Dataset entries

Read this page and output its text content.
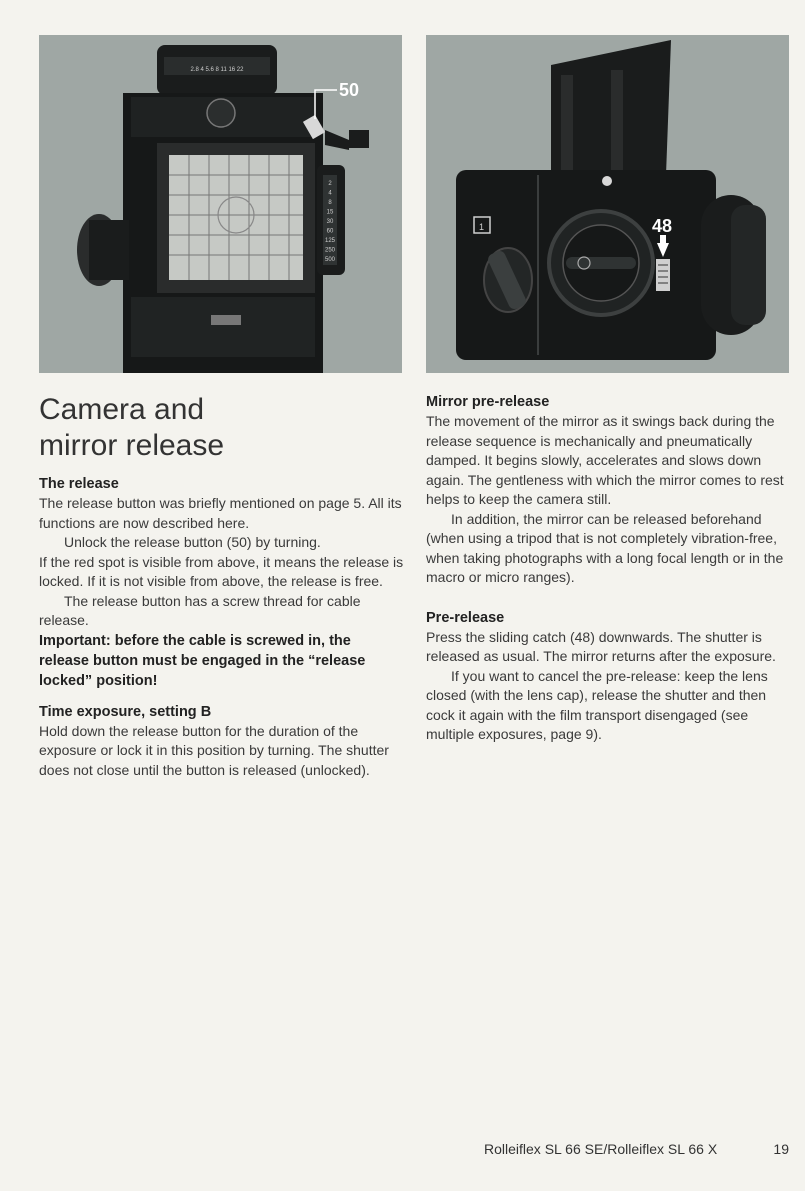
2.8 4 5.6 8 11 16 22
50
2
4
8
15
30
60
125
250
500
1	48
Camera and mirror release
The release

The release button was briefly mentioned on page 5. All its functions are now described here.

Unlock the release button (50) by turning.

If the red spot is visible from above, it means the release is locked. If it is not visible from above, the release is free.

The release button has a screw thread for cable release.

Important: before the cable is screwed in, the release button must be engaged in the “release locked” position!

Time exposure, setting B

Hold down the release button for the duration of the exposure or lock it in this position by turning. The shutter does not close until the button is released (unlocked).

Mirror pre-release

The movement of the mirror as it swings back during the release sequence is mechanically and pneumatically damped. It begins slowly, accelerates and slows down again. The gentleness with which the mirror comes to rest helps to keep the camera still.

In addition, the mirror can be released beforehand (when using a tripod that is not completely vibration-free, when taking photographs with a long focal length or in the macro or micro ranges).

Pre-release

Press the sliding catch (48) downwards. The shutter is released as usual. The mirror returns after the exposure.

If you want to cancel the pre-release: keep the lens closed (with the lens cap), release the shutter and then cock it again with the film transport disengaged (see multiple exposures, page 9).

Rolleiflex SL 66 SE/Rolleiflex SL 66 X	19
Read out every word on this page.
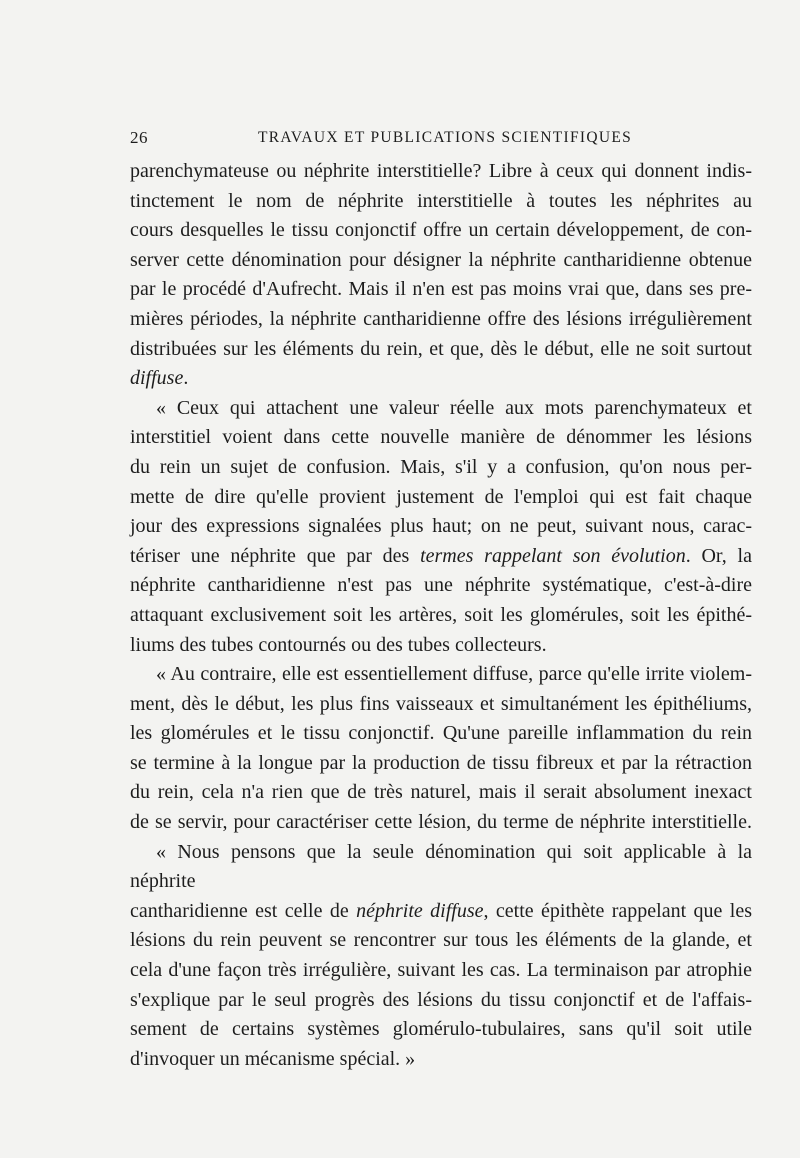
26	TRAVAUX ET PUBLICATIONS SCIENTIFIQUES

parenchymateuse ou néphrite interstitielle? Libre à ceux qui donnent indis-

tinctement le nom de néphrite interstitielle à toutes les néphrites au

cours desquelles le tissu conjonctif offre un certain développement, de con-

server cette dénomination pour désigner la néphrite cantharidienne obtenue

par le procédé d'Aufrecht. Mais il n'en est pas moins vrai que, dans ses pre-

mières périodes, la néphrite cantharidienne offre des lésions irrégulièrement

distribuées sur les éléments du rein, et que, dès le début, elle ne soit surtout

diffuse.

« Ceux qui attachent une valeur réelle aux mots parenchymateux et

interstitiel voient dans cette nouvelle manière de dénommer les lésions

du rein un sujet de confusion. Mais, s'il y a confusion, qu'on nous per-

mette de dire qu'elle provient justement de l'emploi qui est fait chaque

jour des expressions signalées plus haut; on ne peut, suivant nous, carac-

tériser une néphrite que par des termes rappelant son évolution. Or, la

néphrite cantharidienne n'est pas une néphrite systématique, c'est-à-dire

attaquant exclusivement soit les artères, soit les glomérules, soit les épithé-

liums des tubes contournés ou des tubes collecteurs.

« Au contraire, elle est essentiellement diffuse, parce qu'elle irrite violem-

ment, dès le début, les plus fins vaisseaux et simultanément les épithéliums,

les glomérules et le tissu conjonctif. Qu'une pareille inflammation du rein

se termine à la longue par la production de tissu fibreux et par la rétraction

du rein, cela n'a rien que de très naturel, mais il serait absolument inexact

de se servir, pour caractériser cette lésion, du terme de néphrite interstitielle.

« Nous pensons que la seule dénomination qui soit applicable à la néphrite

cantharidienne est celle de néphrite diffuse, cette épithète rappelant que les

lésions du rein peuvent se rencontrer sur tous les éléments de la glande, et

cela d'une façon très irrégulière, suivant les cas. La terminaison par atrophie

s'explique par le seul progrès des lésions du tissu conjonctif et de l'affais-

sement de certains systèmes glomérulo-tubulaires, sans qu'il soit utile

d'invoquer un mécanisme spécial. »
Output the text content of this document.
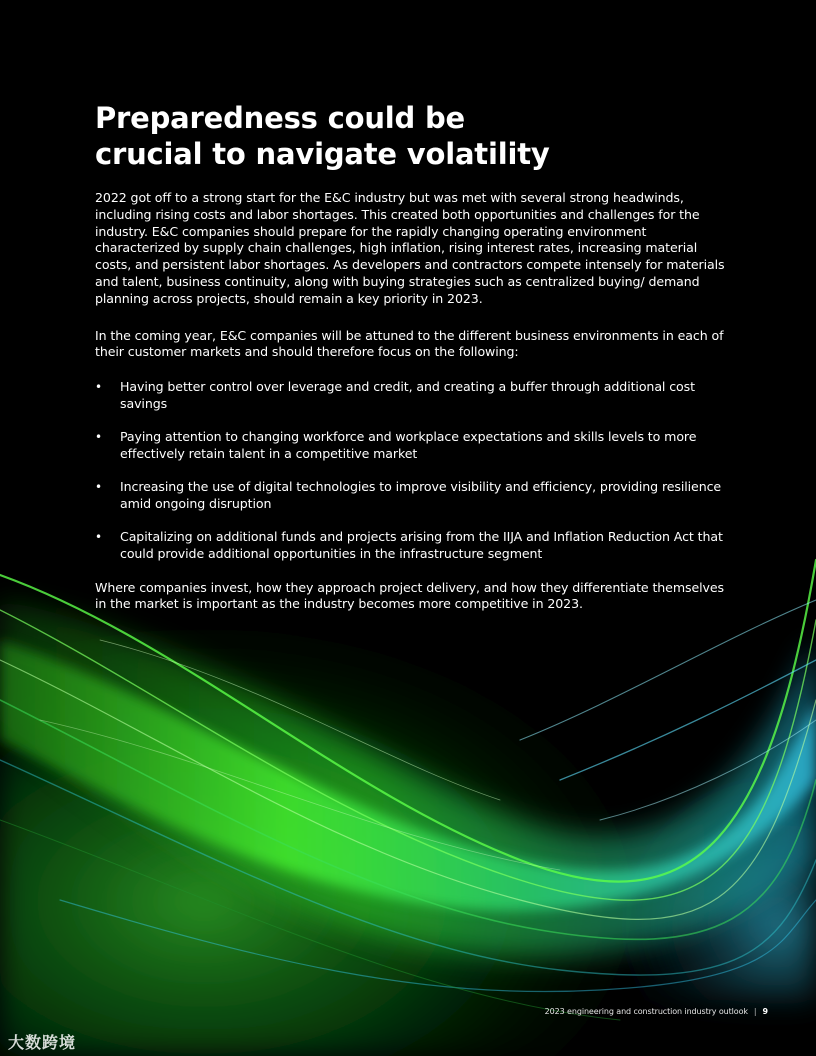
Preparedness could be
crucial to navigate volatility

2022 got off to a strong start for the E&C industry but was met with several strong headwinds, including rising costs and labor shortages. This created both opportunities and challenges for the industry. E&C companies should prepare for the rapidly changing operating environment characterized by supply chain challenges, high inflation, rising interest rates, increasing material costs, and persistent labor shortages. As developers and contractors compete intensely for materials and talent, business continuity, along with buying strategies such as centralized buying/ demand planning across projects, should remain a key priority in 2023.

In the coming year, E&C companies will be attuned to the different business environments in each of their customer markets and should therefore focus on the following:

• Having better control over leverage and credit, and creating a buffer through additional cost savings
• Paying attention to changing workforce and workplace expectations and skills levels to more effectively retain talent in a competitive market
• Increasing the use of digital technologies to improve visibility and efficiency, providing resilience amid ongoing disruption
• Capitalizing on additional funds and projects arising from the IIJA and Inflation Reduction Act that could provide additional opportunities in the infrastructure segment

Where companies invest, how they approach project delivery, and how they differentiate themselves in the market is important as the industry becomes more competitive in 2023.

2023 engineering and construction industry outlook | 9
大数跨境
--
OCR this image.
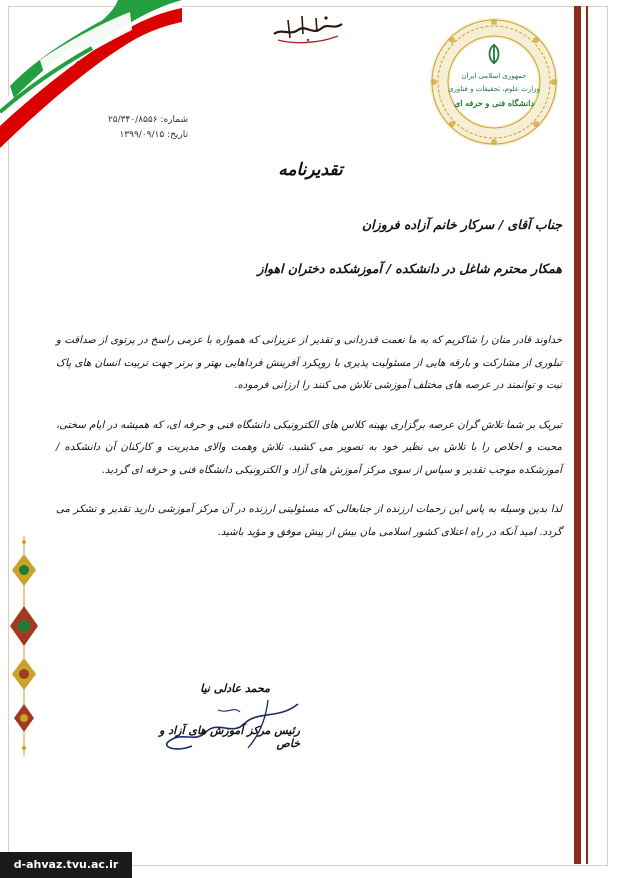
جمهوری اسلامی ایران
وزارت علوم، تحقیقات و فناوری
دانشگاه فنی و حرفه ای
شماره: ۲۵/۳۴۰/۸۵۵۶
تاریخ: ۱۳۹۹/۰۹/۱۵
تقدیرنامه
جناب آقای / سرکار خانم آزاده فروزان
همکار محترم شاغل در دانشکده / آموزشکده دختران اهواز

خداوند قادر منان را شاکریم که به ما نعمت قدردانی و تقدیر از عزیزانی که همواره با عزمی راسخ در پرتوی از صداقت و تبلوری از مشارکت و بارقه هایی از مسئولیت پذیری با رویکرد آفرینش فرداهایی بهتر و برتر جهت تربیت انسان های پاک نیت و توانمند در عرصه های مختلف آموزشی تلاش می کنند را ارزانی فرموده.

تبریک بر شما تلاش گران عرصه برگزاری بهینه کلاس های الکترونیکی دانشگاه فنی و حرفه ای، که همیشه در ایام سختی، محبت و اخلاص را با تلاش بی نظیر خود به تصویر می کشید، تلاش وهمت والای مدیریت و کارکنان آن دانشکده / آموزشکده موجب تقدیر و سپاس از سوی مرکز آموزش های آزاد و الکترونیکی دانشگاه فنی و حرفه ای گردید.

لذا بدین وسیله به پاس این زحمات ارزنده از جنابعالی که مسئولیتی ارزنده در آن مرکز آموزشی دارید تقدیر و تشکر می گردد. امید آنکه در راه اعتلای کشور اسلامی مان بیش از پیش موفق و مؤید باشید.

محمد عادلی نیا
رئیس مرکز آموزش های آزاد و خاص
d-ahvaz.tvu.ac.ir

_Exercise aim_
Tally the lines in the listing that hold "اسلامی" and report the number alone.

_Response_
2